## DATA FOR THE TASK
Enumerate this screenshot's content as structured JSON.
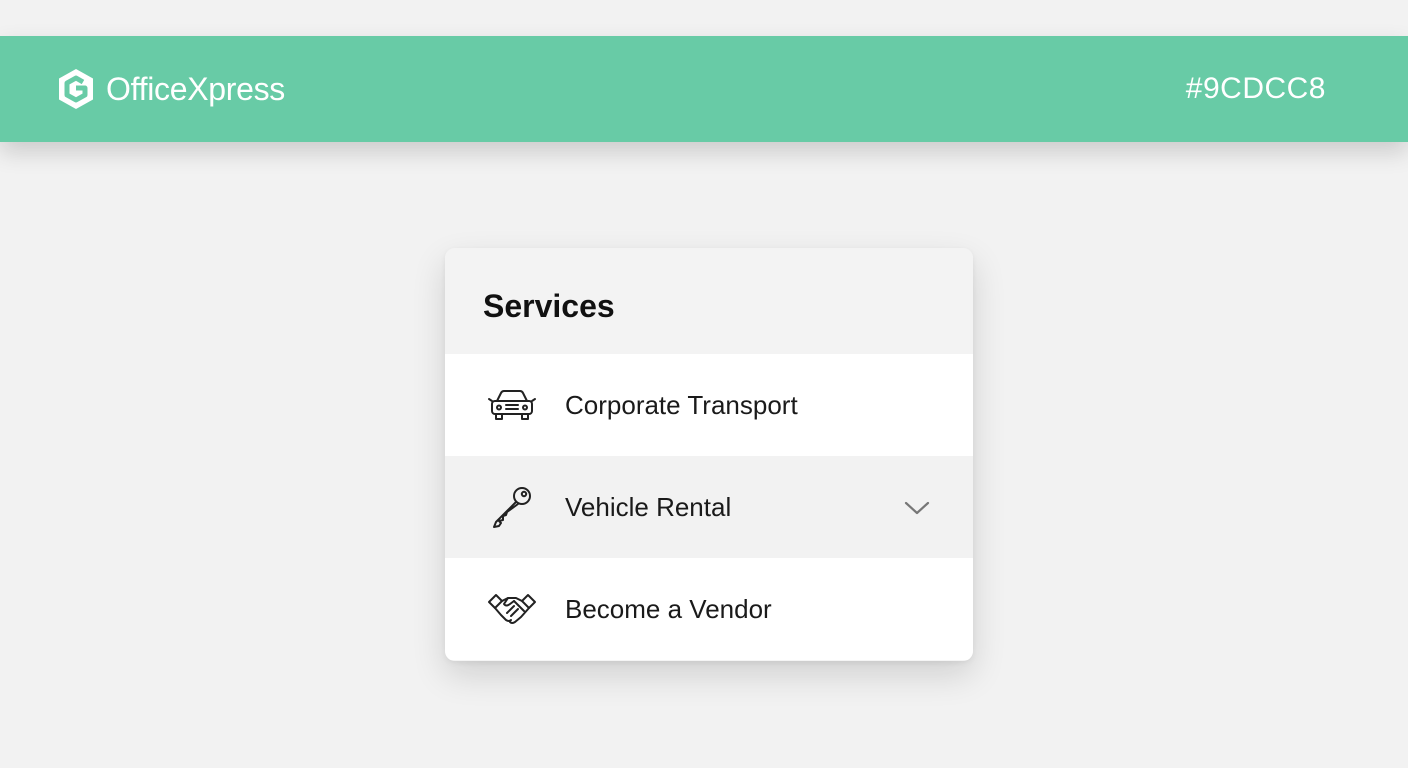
{
  "header": {
    "brand_name": "OfficeXpress",
    "color_code": "#9CDCC8",
    "logo_icon": "hexagon-g-logo-icon"
  },
  "colors": {
    "header_bg": "#68cba6",
    "page_bg": "#f2f2f2",
    "card_bg": "#ffffff"
  },
  "menu": {
    "title": "Services",
    "items": [
      {
        "label": "Corporate Transport",
        "icon": "car-icon"
      },
      {
        "label": "Vehicle Rental",
        "icon": "key-icon",
        "expandable": true
      },
      {
        "label": "Become a Vendor",
        "icon": "handshake-icon"
      }
    ]
  }
}
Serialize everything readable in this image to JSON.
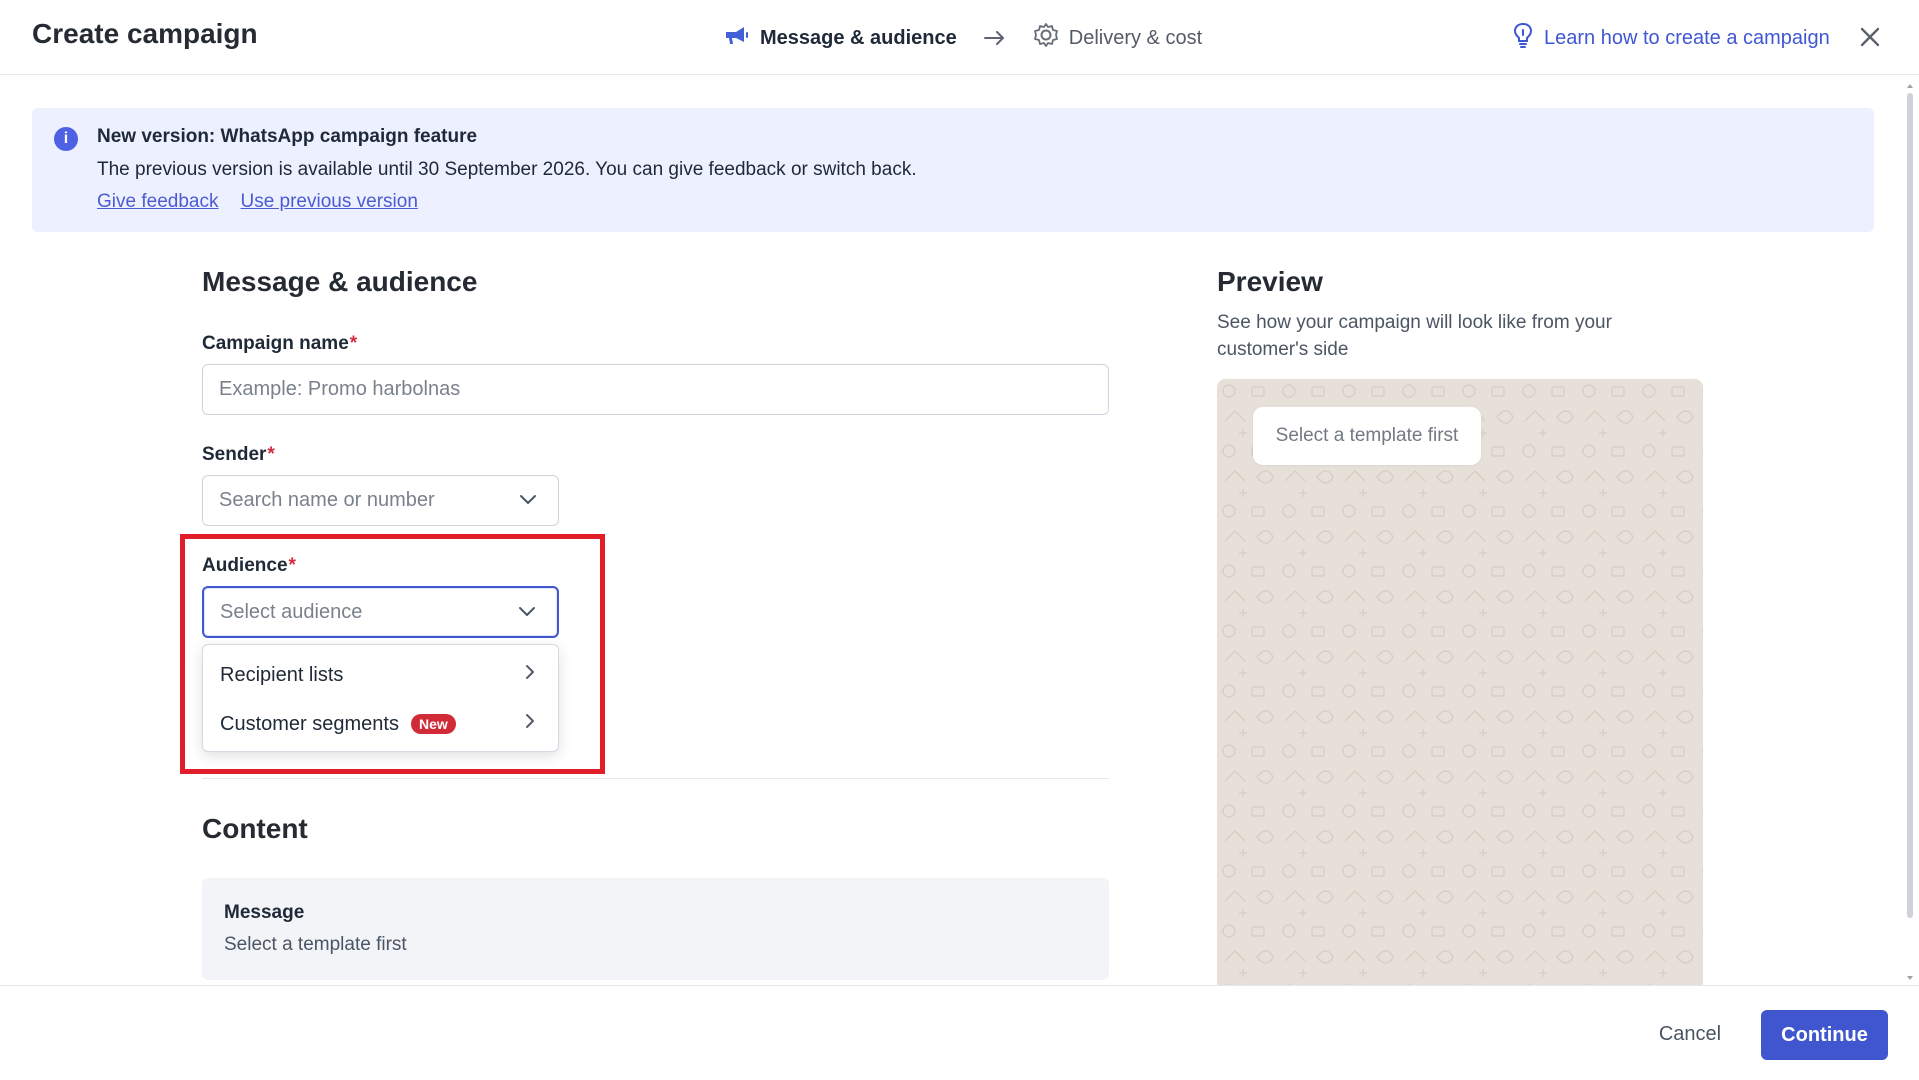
{
  "header": {
    "title": "Create campaign",
    "steps": [
      {
        "label": "Message & audience",
        "active": true,
        "icon": "megaphone-icon"
      },
      {
        "label": "Delivery & cost",
        "active": false,
        "icon": "gear-icon"
      }
    ],
    "learn_link": "Learn how to create a campaign",
    "icons": {
      "learn": "lightbulb-icon",
      "close": "close-icon"
    }
  },
  "banner": {
    "title": "New version: WhatsApp campaign feature",
    "text": "The previous version is available until 30 September 2026. You can give feedback or switch back.",
    "links": [
      "Give feedback",
      "Use previous version"
    ],
    "icon": "info-icon"
  },
  "form": {
    "section_title": "Message & audience",
    "campaign_name": {
      "label": "Campaign name",
      "required_mark": "*",
      "placeholder": "Example: Promo harbolnas"
    },
    "sender": {
      "label": "Sender",
      "required_mark": "*",
      "placeholder": "Search name or number"
    },
    "audience": {
      "label": "Audience",
      "required_mark": "*",
      "placeholder": "Select audience"
    },
    "audience_options": [
      {
        "label": "Recipient lists"
      },
      {
        "label": "Customer segments",
        "badge": "New"
      }
    ],
    "content": {
      "title": "Content",
      "message_title": "Message",
      "message_text": "Select a template first"
    }
  },
  "preview": {
    "title": "Preview",
    "subtitle": "See how your campaign will look like from your customer's side",
    "bubble_text": "Select a template first"
  },
  "footer": {
    "cancel": "Cancel",
    "continue": "Continue"
  },
  "colors": {
    "accent": "#3f56cf",
    "banner_bg": "#edf0ff",
    "highlight": "#e11d2a",
    "required": "#d12d3f"
  }
}
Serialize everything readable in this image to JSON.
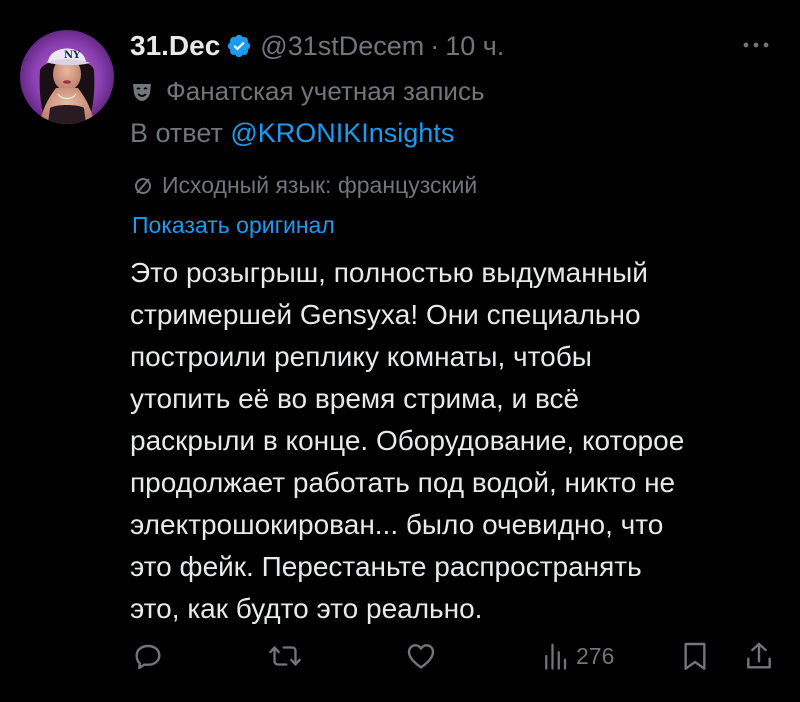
{
  "tweet": {
    "author": {
      "display_name": "31.Dec",
      "handle": "@31stDecem",
      "verified": true,
      "avatar_icon": "avatar-ny-cap-photo"
    },
    "separator": "·",
    "time": "10 ч.",
    "more_icon": "more-dots-icon",
    "fan_account_label": "Фанатская учетная запись",
    "fan_account_icon": "theater-mask-icon",
    "reply_to_prefix": "В ответ",
    "reply_to_handle": "@KRONIKInsights",
    "source_language_label": "Исходный язык: французский",
    "translate_icon": "translate-icon",
    "show_original": "Показать оригинал",
    "text_lines": [
      "Это розыгрыш, полностью выдуманный",
      "стримершей Gensyxa! Они специально",
      "построили реплику комнаты, чтобы",
      "утопить её во время стрима, и всё",
      "раскрыли в конце. Оборудование, которое",
      "продолжает работать под водой, никто не",
      "электрошокирован... было очевидно, что",
      "это фейк. Перестаньте распространять",
      "это, как будто это реально."
    ],
    "actions": {
      "reply_icon": "reply-icon",
      "retweet_icon": "retweet-icon",
      "like_icon": "like-icon",
      "views_icon": "views-chart-icon",
      "views_count": "276",
      "bookmark_icon": "bookmark-icon",
      "share_icon": "share-icon"
    }
  },
  "colors": {
    "background": "#000000",
    "primary_text": "#e7e9ea",
    "secondary_text": "#71767b",
    "accent": "#1d9bf0"
  }
}
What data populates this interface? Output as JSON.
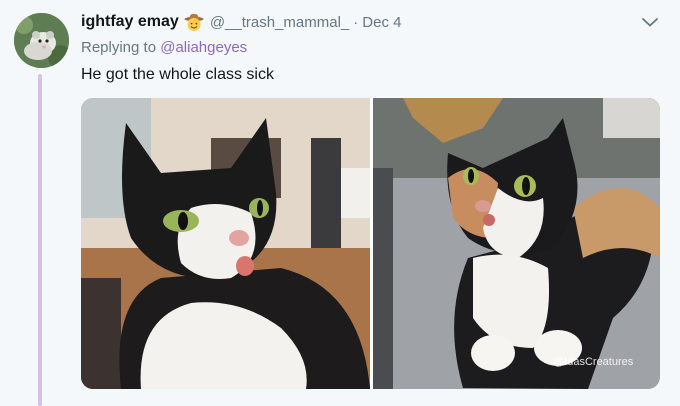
{
  "tweet": {
    "display_name": "ightfay emay",
    "emoji_icon": "cowboy-face-icon",
    "handle": "@__trash_mammal_",
    "separator": "·",
    "date": "Dec 4",
    "replying_prefix": "Replying to ",
    "replying_to": "@aliahgeyes",
    "text": "He got the whole class sick",
    "menu_icon": "chevron-down-icon"
  },
  "media": {
    "right_watermark": "@IdasCreatures"
  },
  "colors": {
    "background": "#f5f8fa",
    "text": "#14171a",
    "muted": "#657786",
    "link": "#8b68c8",
    "thread_line": "#d6c1eb"
  }
}
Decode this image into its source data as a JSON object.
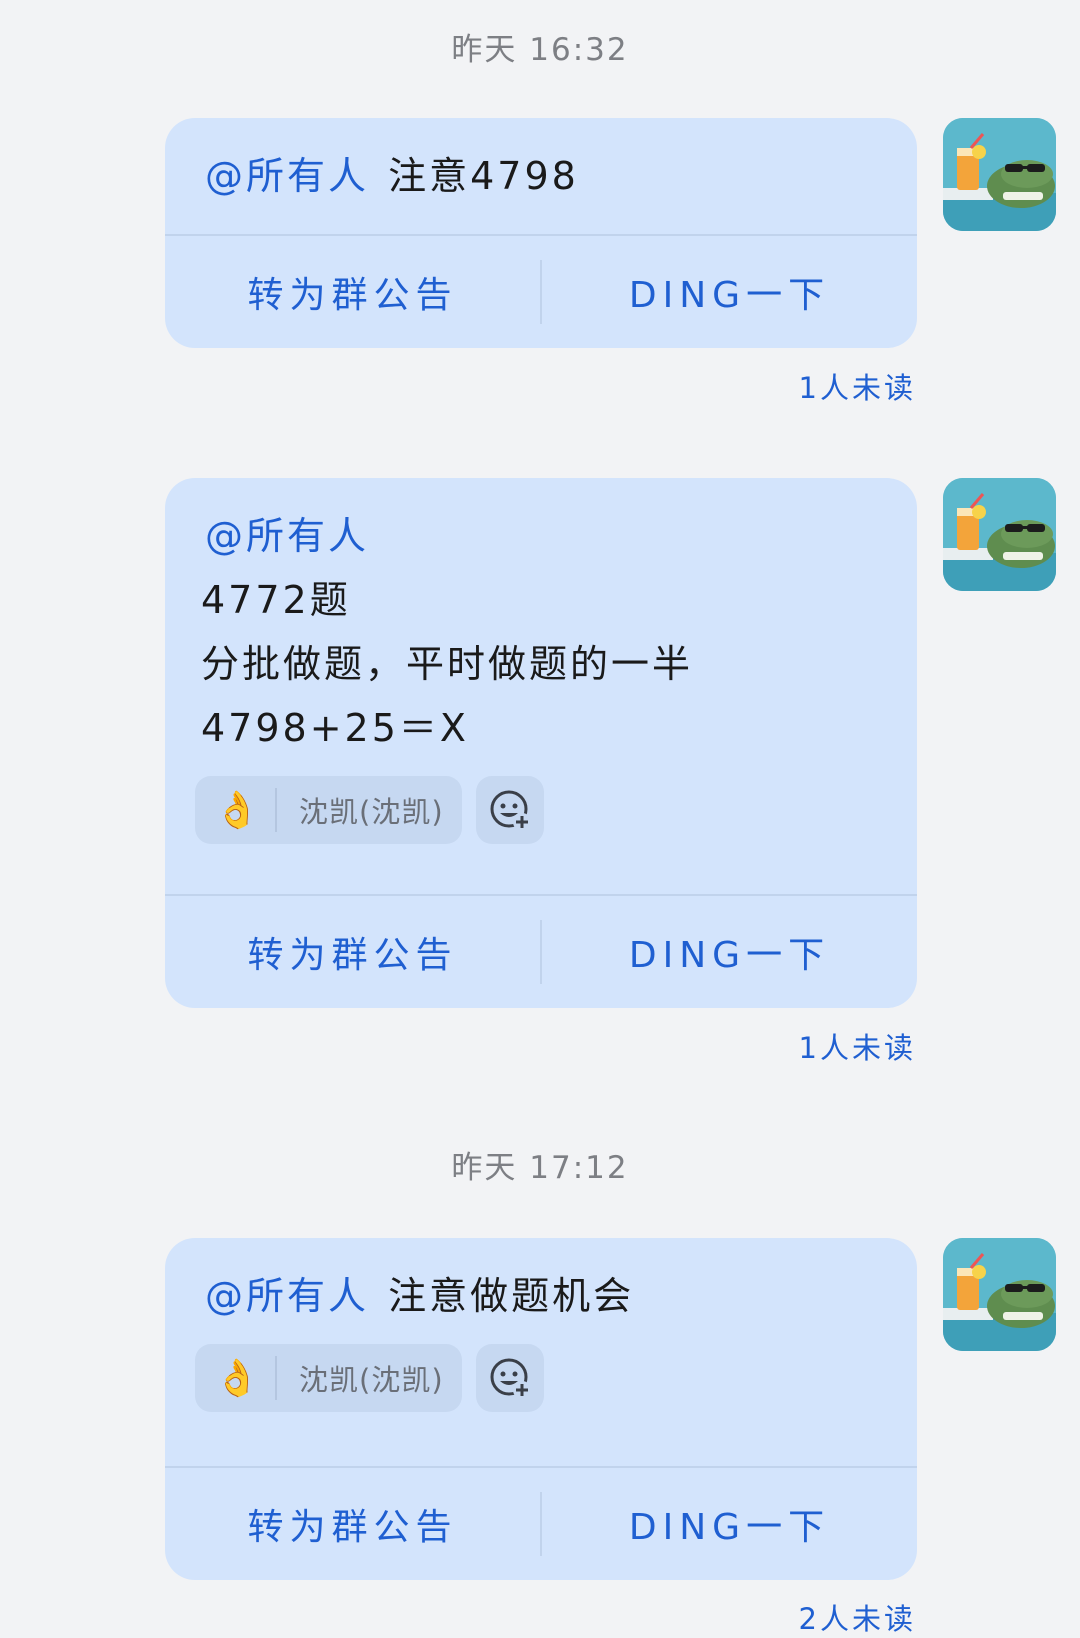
{
  "timestamps": [
    "昨天 16:32",
    "昨天 17:12"
  ],
  "messages": [
    {
      "mention": "@所有人",
      "lines": [
        "注意4798"
      ],
      "reaction": null,
      "actions": {
        "announce": "转为群公告",
        "ding": "DING一下"
      },
      "unread": "1人未读"
    },
    {
      "mention": "@所有人",
      "lines": [
        "4772题",
        "分批做题，平时做题的一半",
        "4798+25＝X"
      ],
      "reaction": {
        "emoji": "👌",
        "user": "沈凯(沈凯)"
      },
      "actions": {
        "announce": "转为群公告",
        "ding": "DING一下"
      },
      "unread": "1人未读"
    },
    {
      "mention": "@所有人",
      "lines": [
        "注意做题机会"
      ],
      "reaction": {
        "emoji": "👌",
        "user": "沈凯(沈凯)"
      },
      "actions": {
        "announce": "转为群公告",
        "ding": "DING一下"
      },
      "unread": "2人未读"
    }
  ],
  "icons": {
    "avatar": "crocodile-sunglasses-avatar",
    "add_reaction": "emoji-add-icon"
  },
  "colors": {
    "bubble": "#d3e4fc",
    "accent": "#1f5fd1",
    "background": "#f2f3f5"
  }
}
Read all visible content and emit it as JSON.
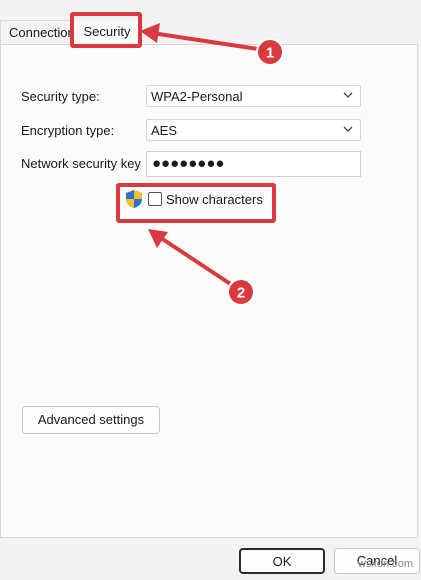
{
  "tabs": {
    "connection": "Connection",
    "security": "Security"
  },
  "form": {
    "security_type_label": "Security type:",
    "security_type_value": "WPA2-Personal",
    "encryption_type_label": "Encryption type:",
    "encryption_type_value": "AES",
    "network_key_label": "Network security key",
    "network_key_value": "●●●●●●●●",
    "show_characters_label": "Show characters",
    "show_characters_checked": false
  },
  "buttons": {
    "advanced": "Advanced settings",
    "ok": "OK",
    "cancel": "Cancel"
  },
  "annotations": {
    "badge_1": "1",
    "badge_2": "2",
    "color": "#d93a3e"
  },
  "watermark": "wsxdn.com",
  "icons": [
    "chevron-down-icon",
    "uac-shield-icon"
  ]
}
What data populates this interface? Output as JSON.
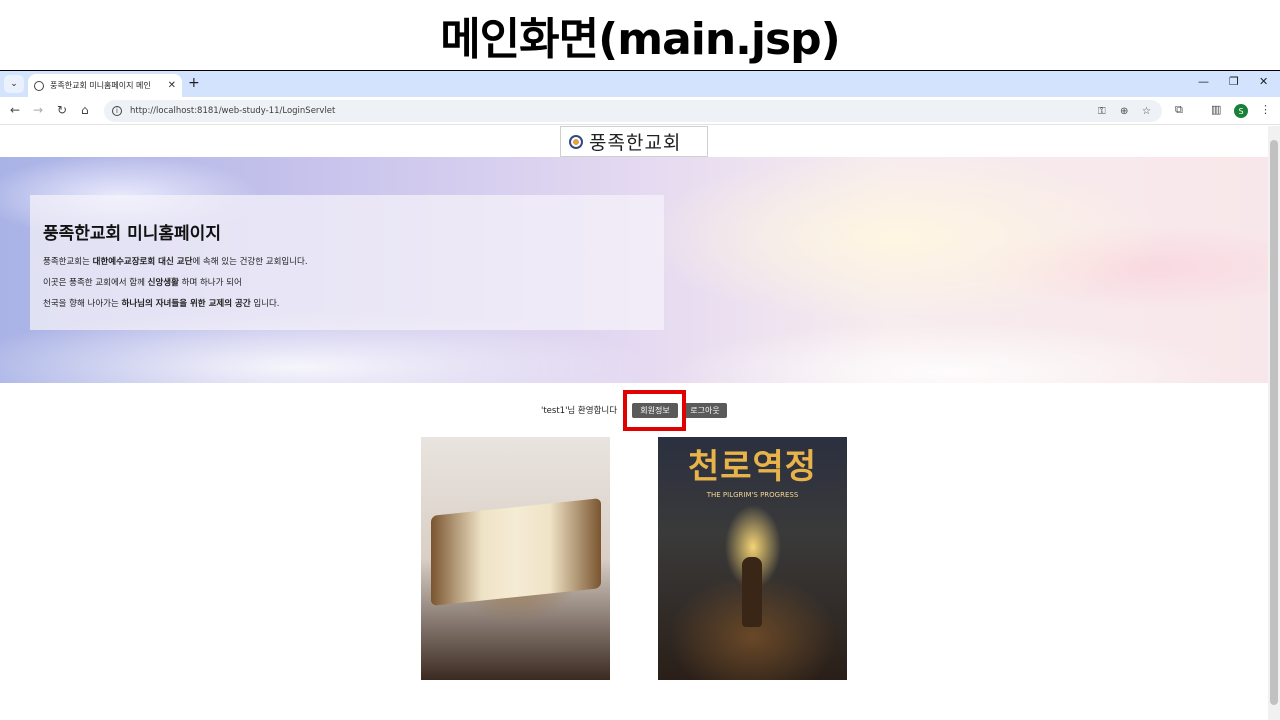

## TASK REQUIREMENTS
Determine how many lines of the data contain "like" and give nothing but that number.

## RESPONSE TO THE EXERCISE
2